--- START SELECTED PASSAGE ---
William Blake: The Lamb, The Tyger, The Chimney-Sweeper / from Songs of Innocence and Songs of Experience

Certainly click on the image.

This is sort of a special request, a response to some e-mails that mentioned the recent posts of William Blake's images of Satan, God and Hell. My correspondent is a talented young artist, and has kindly given me permission to blog some of his work. Watch This Space.

William Blake was synesthetic. He did not -- he probably could not -- separate his poems from the illustrations he engraved of and for them. Specifically, he did not want readers to receive his poems in the ordinary typographical way of black alphabetic text on white paper. Though the words were sublime, they were just a small part of what he was trying to communicate to the World. The other part was the magnificent visual imagery and symbology intended to inform the viewer as much as the words, to form a unity of communicating.

These are perhaps his two most famous poems, "The Lamb" and "The Tyger," from his remarkable books

Songs of Innocence
and
Songs of Experience

Shewing the Two Contrary States
of the Human Soul

Blake published "Innocence" in 1789, and published "Experience" in a single volume with "Innocence" in 1794.

I've also tossed in the text alone of his poem "The Chimney-Sweeper."

In his lifetime (1757-1827), Blake was not well known. His poetry was entirely different from the popular English poetry of his day, and his art was just as alien from the popular painting and visual art of England and Europe. In both poetry and art, he was largely self-taught and self-schooled. Although he was apprenticed as a boy, by his own wish, to an engraver, as he matured he invented entirely new techniques of engraving and art.

His achievements did not come to widespread attention until literary and art critics rediscovered and began writing about his work in 1863, long afer Blake had died. Now both the art and the poetry are recognized as profoundly important, lasting and influential achievements.

Some poems that were part of "Songs of Innocence" were originally published when Blake was 15. It took Blake some years to realize that they were more significant than just the first attempts of an adolescent to write poetry. Blake is unique in English poetry in his lifelong vision of the World as seen through a child's mind and sensibilities. To Blake, this is not a vision of the world to mature beyond. It was a profoundly important way of seeing the World that most adults simply dismissed -- without ever really examining the reasons for dismissing the child's vision of the World.
--- END SELECTED PASSAGE ---
▸ **SET TASK**: Continue the piece on William Blake's Songs of Innocence and of Experience from the point where it stops.
--- START SUPPLIED INFORMATION ---
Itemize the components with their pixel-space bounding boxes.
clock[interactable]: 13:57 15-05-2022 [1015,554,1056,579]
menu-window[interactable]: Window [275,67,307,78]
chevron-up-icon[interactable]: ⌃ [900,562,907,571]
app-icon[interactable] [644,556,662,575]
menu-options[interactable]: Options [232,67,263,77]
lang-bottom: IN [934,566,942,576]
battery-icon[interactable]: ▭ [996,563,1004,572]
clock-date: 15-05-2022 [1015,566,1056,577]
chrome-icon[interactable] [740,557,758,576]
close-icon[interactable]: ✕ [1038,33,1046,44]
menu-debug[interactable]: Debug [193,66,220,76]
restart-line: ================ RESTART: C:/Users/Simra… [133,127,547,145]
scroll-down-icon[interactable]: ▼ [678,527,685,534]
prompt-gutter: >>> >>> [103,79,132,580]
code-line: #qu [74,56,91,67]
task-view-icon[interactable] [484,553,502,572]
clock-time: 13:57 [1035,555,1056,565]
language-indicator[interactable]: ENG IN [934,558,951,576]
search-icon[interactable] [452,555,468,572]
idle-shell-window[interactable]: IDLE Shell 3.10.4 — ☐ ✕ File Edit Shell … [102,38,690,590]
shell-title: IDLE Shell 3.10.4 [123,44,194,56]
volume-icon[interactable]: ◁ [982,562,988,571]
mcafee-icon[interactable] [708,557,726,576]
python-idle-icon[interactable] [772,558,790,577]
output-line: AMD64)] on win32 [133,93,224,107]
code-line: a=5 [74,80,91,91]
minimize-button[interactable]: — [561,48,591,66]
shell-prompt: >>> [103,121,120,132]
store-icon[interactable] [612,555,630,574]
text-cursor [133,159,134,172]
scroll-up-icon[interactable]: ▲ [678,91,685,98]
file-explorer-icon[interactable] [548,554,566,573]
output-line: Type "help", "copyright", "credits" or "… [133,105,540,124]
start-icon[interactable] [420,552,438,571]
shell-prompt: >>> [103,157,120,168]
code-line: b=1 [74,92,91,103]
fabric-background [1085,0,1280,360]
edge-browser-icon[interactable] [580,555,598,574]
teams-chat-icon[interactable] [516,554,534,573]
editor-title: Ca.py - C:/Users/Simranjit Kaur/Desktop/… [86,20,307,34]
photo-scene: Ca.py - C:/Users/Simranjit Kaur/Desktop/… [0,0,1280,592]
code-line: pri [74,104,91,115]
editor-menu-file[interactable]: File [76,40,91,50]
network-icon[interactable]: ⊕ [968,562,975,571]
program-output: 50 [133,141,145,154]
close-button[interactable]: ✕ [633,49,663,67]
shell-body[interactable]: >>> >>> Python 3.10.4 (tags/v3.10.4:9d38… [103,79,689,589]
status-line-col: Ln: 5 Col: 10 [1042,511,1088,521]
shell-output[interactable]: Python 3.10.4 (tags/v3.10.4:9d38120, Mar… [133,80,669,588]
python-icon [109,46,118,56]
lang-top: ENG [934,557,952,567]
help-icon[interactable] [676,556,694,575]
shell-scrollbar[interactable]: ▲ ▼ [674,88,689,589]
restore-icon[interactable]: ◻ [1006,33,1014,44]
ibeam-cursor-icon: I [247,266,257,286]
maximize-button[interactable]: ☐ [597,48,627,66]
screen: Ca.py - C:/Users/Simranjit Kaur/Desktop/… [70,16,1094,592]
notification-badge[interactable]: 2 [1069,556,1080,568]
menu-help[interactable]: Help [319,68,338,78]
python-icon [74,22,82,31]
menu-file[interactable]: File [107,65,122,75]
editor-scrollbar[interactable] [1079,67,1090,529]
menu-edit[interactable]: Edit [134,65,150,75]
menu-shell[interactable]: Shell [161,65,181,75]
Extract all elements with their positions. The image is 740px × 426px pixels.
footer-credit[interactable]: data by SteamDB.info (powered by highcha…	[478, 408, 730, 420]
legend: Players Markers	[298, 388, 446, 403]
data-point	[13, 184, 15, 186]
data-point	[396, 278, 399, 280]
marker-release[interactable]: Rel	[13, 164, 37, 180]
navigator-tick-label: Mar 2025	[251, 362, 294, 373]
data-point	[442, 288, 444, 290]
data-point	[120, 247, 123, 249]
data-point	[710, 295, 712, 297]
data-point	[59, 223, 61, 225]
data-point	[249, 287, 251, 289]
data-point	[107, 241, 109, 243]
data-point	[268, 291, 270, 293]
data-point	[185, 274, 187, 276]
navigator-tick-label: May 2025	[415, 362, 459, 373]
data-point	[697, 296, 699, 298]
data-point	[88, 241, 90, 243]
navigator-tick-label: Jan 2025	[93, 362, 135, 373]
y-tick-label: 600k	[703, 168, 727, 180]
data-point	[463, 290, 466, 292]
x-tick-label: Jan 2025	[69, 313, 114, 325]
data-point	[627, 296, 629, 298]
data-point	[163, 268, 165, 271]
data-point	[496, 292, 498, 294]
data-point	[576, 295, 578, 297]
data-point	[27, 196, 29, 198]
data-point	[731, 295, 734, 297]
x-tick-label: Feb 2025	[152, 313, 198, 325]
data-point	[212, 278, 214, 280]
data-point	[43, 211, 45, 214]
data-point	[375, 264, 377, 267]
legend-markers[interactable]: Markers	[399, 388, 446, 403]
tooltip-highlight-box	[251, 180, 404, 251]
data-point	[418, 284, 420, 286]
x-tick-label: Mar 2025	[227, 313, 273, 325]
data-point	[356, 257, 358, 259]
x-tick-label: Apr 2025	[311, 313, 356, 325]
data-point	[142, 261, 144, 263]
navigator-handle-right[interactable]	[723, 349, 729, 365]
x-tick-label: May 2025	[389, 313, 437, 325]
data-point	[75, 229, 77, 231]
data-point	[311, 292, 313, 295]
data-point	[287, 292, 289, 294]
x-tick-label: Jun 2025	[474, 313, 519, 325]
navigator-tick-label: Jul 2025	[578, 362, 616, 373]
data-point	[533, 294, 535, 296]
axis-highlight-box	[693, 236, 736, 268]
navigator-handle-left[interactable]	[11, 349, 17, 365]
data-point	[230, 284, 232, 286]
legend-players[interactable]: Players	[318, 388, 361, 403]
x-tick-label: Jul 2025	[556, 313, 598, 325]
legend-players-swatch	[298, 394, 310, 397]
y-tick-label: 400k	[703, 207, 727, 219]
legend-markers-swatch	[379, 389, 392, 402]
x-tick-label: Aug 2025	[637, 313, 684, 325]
--- END SUPPLIED INFORMATION ---
--- START SUPPLIED INFORMATION ---
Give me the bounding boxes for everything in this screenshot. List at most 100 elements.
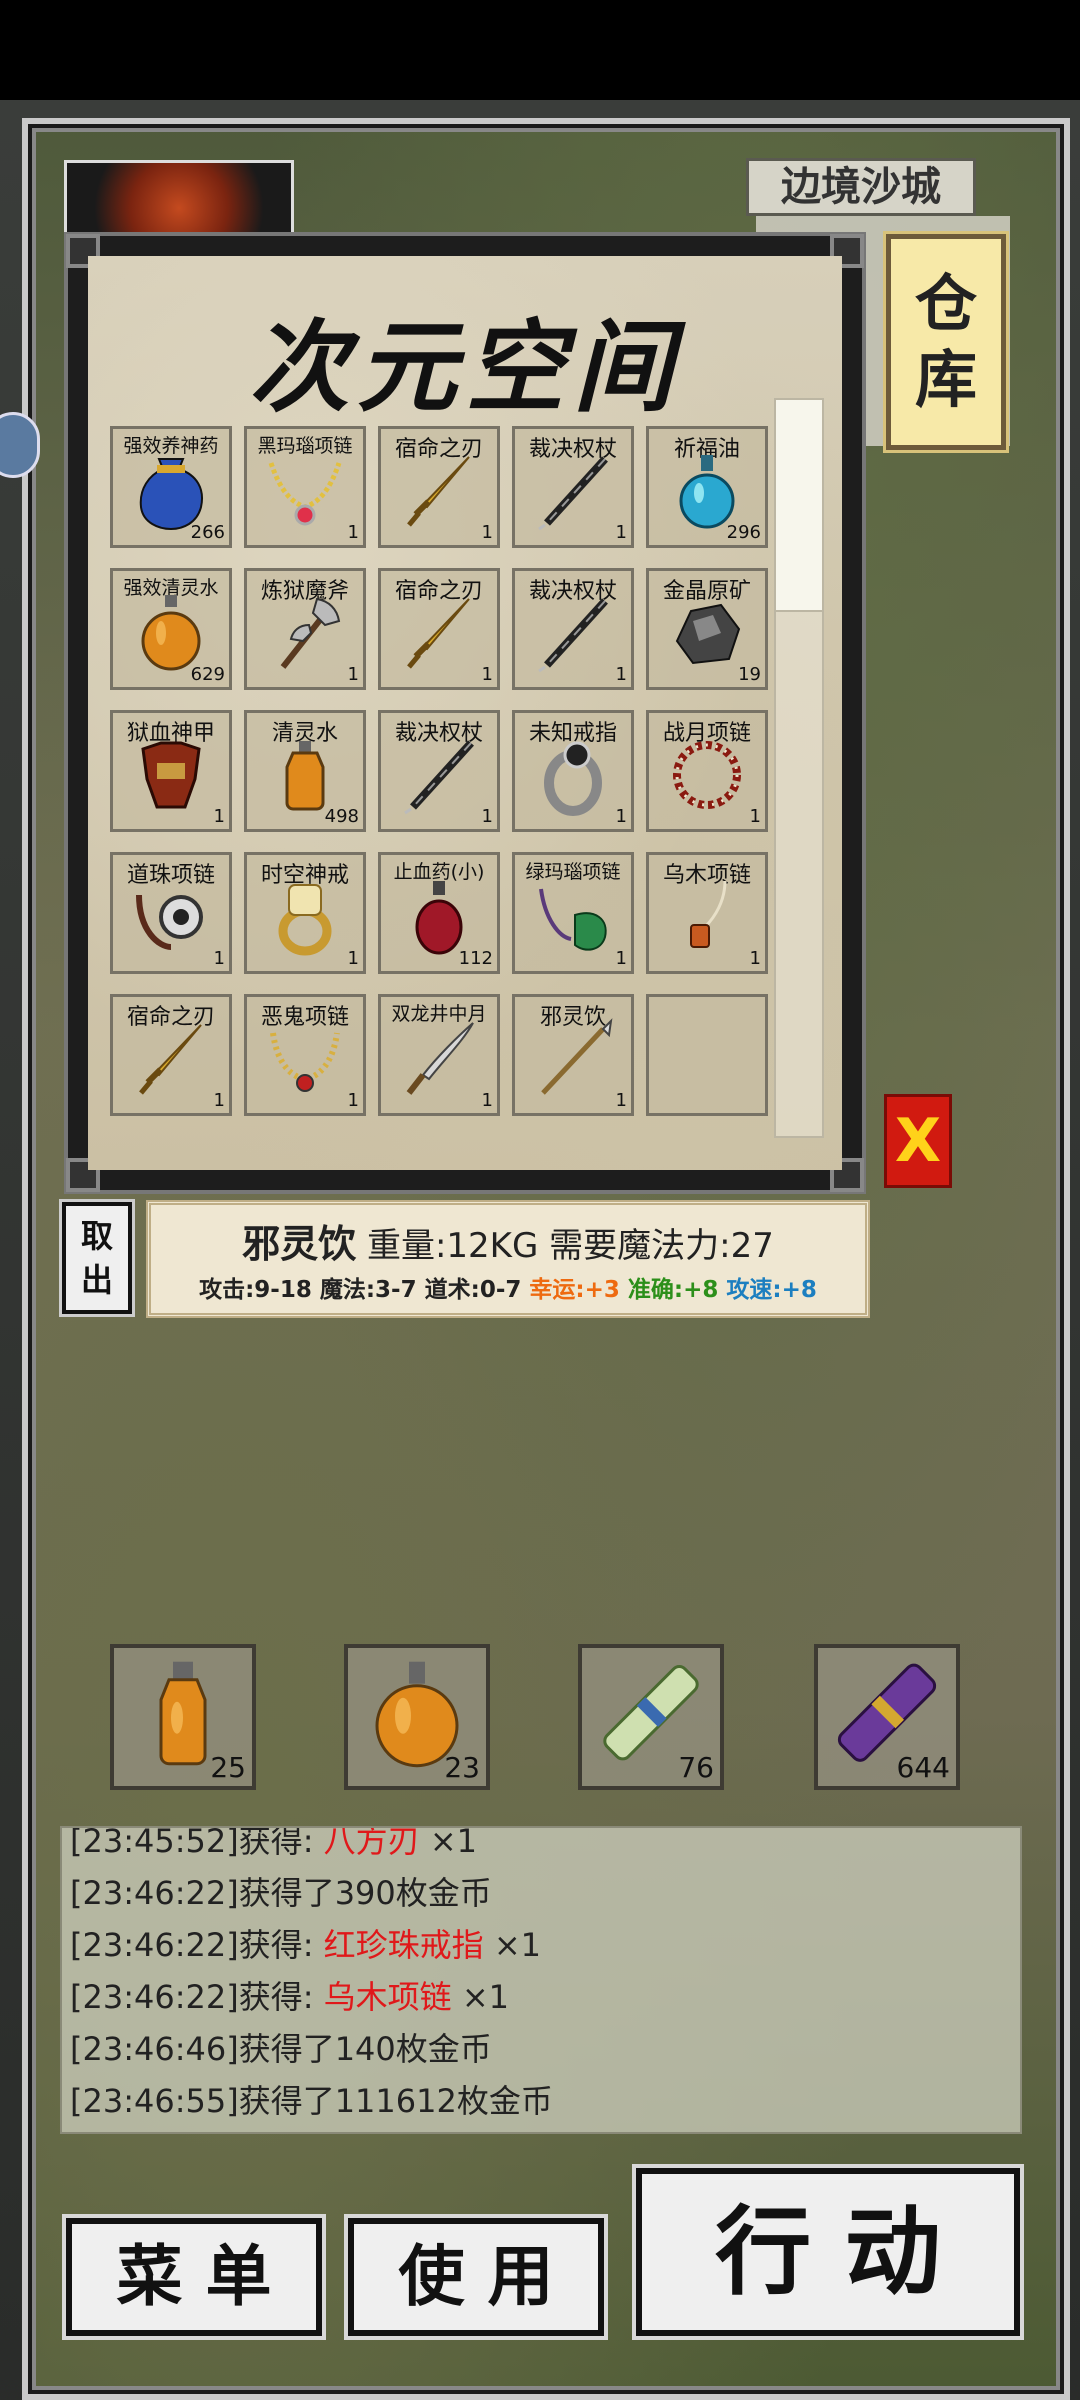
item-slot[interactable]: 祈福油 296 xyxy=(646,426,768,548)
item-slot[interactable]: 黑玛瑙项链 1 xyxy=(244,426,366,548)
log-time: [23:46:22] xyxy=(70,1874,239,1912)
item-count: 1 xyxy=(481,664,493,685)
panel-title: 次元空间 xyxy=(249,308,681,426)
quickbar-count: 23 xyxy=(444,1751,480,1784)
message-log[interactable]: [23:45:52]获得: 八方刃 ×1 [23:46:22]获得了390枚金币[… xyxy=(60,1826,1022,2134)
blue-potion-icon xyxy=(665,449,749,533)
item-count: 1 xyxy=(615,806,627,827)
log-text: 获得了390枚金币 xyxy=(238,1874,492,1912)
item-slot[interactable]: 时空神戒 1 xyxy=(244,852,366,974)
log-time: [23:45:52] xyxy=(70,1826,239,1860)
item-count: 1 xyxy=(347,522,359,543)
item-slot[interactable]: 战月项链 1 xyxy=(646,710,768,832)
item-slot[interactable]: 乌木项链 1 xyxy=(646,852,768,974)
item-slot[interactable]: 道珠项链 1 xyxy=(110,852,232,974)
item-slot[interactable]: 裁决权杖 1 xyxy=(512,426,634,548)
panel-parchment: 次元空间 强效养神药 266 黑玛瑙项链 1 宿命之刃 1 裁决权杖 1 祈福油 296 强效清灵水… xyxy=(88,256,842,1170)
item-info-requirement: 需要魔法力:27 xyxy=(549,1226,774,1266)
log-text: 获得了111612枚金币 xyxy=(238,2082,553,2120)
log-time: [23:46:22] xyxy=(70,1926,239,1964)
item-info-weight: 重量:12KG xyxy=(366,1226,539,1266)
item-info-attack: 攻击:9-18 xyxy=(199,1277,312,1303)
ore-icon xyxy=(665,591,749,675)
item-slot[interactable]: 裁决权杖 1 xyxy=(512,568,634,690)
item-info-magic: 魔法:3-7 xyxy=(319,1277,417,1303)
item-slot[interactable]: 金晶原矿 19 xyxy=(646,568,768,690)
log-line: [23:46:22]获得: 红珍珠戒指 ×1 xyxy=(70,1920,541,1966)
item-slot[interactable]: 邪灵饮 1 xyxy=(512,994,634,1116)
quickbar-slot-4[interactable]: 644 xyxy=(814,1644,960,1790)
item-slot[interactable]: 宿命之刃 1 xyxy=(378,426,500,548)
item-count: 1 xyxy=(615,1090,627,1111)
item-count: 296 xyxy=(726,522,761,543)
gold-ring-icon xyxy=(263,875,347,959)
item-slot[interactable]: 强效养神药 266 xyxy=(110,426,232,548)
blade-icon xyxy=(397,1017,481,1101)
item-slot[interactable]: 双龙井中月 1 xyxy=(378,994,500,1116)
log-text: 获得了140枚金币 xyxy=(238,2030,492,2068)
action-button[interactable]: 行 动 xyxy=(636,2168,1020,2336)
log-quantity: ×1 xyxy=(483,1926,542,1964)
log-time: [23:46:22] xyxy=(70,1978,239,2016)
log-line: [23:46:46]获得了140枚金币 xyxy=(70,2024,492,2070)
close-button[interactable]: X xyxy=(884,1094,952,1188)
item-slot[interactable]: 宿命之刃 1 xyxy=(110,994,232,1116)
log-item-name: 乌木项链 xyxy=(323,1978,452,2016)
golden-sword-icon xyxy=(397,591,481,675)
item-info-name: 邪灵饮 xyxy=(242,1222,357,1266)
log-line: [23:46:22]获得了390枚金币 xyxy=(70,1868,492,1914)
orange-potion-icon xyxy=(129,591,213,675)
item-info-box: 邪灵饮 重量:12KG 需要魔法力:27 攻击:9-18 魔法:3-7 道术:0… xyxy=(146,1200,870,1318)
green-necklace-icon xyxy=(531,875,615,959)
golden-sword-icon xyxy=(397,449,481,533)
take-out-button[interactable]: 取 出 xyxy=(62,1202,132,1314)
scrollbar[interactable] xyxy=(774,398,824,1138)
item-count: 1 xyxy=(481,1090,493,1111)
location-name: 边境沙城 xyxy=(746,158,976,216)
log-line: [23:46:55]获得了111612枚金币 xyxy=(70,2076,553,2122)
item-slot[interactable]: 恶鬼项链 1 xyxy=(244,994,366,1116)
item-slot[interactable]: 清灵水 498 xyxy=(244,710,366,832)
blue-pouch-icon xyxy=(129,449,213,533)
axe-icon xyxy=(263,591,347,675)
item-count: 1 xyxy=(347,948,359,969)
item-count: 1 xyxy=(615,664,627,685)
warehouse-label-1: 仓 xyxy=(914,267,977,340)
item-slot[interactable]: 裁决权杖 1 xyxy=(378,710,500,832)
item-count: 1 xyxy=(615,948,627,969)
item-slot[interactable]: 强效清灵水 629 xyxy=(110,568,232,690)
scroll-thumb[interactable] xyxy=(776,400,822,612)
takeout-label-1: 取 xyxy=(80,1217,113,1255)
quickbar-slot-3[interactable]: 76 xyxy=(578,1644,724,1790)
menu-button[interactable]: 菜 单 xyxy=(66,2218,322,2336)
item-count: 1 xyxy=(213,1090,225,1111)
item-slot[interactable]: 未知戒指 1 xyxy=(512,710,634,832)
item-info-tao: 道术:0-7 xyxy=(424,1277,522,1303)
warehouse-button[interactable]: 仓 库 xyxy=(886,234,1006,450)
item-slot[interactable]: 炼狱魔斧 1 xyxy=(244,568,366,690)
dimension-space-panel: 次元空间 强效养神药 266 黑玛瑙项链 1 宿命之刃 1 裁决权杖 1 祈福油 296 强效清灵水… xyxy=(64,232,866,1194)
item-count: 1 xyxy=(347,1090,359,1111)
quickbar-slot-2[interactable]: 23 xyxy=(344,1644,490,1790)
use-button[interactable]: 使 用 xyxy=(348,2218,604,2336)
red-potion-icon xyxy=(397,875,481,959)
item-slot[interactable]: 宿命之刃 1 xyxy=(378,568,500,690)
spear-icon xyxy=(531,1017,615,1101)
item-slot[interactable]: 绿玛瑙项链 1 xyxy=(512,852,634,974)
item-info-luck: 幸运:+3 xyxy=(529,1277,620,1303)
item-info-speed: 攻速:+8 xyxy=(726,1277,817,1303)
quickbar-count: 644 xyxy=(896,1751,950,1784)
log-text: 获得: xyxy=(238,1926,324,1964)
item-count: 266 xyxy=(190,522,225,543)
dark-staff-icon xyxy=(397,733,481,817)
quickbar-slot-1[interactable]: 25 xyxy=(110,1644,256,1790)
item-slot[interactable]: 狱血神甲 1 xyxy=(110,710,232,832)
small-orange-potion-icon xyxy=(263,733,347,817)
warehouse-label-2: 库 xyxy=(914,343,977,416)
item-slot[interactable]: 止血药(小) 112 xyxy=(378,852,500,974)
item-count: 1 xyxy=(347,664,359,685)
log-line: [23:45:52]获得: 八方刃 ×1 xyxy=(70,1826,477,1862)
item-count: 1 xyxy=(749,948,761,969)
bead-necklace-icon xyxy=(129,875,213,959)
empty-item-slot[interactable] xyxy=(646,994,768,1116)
--- END SUPPLIED INFORMATION ---
▸ **THE OUTPUT**:
But as Blake grew into adulthood, he began to take an adult's notice of the realities -- the harsh and grim and brutal realities of This World, and its political and social consequences and implications. This is the world of "Songs of Experience."

~ ~ ~


The Lamb

Little Lamb who made thee
Dost thou know who made thee
Gave thee life & bid thee feed,
By the stream & o'er the mead;
Gave thee clothing of delight,
Softest clothing wooly bright;
Gave thee such a tender voice,
Making all the vales rejoice:
Little Lamb who made thee
Dost thou know who made thee

Little Lamb I'll tell thee,
Little Lamb I'll tell thee;
He is called by thy name,
For he calls himself a Lamb:
He is meek & he is mild,
He became a little child:
I a child & thou a lamb,
We are called by his name.
Little Lamb God bless thee,
Little Lamb God bless thee.


~ ~ ~

The Tyger

Tyger Tyger, burning bright,
In the forests of the night;

What immortal hand or eye,
Could frame thy fearful symmetry?

In what distant deeps or skies,
Burnt the fire of thine eyes?
On what wings dare he aspire?
What the hand, dare sieze the fire?

And what shoulder, & what art,
Could twist the sinews of thy heart?
And when thy heart began to beat,
What dread hand? & what dread feet?

What the hammer? what the chain,
In what furnace was thy brain?
What the anvil? what dread grasp,
Dare its deadly terrors clasp?

When the stars threw down their spears,
And water'd heaven with their tears:
Did he smile his work to see?
Did he who made the Lamb make thee?

Tyger Tyger burning bright
In the forests of the night:
What immortal hand or eye,
Dare frame thy fearful symmetry?

~ ~ ~

The Chimney-Sweeper

When my mother died I was very young,
And my father sold me while yet my tongue
Could scarcely cry ‘Weep! weep! weep! weep!’
So your chimneys I sweep, and in soot I sleep.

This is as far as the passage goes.